Dataset rows:

## Begin

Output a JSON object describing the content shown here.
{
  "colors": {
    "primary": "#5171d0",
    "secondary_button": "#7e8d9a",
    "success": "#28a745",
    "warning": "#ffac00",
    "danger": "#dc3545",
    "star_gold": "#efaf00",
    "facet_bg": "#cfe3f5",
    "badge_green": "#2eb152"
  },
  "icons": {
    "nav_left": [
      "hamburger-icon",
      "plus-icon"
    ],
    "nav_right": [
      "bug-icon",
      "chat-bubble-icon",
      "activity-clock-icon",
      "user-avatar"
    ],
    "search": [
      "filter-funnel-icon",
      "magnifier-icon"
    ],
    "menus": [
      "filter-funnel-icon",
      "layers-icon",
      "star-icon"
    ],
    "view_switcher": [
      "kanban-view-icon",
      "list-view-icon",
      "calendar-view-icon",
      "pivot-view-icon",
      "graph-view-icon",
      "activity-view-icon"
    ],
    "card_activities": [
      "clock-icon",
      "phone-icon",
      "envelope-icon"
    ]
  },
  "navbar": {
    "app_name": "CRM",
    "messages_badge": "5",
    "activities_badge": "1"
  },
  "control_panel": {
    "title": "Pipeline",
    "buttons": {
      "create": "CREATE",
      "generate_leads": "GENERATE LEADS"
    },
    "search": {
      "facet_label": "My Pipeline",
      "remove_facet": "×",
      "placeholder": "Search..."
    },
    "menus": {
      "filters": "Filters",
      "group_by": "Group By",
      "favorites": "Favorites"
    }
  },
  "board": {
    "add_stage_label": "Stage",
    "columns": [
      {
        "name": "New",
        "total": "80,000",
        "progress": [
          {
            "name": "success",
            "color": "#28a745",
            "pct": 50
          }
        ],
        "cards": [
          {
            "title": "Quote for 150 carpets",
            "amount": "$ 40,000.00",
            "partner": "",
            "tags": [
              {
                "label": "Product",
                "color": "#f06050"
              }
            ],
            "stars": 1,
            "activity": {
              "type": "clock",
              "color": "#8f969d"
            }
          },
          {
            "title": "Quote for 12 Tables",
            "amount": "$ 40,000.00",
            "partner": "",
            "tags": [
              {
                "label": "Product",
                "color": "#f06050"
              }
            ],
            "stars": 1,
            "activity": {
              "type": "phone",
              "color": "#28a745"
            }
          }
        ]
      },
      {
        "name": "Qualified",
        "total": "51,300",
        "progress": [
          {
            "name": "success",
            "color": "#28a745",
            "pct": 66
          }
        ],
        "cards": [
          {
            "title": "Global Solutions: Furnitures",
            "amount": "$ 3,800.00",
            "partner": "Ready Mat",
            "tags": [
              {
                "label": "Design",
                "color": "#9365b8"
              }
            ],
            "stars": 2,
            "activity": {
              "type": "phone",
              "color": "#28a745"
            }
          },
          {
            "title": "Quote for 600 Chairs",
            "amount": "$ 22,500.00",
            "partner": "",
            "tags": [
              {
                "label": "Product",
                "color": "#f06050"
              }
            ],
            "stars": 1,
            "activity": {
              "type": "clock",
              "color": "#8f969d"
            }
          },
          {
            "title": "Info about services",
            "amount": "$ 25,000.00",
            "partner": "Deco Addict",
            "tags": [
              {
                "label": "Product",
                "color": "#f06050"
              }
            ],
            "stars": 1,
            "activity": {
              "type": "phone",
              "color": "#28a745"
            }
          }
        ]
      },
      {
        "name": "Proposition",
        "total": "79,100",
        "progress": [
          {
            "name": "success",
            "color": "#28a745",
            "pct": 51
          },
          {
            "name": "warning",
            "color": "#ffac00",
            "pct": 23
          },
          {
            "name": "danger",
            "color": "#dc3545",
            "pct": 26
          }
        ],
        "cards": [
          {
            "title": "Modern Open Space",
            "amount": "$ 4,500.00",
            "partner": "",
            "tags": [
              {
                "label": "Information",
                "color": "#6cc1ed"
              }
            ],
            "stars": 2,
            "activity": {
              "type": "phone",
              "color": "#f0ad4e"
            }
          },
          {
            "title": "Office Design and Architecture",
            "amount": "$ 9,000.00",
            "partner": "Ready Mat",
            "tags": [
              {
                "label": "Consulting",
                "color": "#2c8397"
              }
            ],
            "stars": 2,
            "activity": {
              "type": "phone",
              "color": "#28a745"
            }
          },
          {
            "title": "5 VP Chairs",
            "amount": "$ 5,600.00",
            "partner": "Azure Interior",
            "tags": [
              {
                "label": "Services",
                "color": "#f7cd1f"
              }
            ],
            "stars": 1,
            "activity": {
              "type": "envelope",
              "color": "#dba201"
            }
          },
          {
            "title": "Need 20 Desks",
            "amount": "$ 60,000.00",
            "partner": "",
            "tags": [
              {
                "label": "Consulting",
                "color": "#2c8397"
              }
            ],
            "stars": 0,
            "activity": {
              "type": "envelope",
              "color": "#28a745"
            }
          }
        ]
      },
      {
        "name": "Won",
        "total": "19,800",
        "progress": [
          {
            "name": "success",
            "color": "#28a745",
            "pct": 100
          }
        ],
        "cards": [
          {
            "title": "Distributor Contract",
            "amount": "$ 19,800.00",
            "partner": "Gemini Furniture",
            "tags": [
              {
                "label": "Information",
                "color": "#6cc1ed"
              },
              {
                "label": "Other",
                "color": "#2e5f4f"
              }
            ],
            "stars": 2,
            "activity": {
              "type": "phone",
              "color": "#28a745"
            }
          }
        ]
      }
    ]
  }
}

## End

### TASK DIRECTIONS:
Identify each line holding the string "Pipeline", and copy it out.

### THE SOLUTION:
    "title": "Pipeline",
      "facet_label": "My Pipeline",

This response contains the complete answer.